■ TASK PROMPT:
Gather all lines in the data that hold the string "zoom".

■ DATA SHOWN:
* * * * *

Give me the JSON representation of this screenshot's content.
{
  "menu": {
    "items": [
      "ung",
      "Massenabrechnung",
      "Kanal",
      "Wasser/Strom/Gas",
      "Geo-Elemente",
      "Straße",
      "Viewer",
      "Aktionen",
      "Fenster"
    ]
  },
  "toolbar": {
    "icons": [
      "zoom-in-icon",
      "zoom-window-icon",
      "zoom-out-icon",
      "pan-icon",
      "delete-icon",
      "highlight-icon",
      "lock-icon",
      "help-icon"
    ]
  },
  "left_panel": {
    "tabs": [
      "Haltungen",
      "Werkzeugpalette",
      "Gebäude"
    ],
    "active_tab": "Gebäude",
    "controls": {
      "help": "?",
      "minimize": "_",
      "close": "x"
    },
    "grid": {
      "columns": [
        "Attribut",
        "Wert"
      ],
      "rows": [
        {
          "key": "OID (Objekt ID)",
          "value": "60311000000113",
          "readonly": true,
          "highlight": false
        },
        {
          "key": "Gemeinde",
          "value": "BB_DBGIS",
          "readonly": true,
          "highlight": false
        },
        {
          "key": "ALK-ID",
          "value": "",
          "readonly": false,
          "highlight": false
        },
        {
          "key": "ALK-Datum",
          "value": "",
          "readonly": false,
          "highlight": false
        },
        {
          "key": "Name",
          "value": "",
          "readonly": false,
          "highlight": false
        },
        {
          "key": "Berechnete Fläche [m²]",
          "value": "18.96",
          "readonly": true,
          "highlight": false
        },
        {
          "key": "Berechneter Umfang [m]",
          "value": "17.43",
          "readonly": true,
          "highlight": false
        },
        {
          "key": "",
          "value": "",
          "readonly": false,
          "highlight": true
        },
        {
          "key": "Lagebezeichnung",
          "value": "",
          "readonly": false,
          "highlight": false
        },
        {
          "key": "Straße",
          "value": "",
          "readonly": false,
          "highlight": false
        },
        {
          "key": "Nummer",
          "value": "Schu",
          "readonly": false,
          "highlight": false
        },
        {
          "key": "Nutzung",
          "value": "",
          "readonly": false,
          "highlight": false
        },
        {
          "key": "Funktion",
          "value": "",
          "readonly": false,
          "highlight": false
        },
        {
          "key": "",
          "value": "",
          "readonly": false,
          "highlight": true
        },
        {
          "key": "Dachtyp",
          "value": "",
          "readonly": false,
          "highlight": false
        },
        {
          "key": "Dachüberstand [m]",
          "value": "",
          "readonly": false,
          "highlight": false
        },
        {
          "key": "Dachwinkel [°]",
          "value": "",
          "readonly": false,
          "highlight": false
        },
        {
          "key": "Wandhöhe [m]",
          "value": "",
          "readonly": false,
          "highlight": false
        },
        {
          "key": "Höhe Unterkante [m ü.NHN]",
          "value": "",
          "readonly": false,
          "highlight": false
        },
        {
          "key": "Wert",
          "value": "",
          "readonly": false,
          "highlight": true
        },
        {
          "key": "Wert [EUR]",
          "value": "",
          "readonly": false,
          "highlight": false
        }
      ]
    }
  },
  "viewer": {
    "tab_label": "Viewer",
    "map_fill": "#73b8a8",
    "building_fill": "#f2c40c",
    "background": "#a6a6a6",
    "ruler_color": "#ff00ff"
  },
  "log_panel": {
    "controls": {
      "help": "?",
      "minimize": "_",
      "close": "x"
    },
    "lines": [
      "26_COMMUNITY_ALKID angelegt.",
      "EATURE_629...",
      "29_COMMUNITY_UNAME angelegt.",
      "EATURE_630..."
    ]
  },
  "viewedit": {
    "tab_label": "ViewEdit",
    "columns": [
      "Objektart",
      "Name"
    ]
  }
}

* * * * *

■ FULL OUTPUT:
      "zoom-in-icon",
      "zoom-window-icon",
      "zoom-out-icon",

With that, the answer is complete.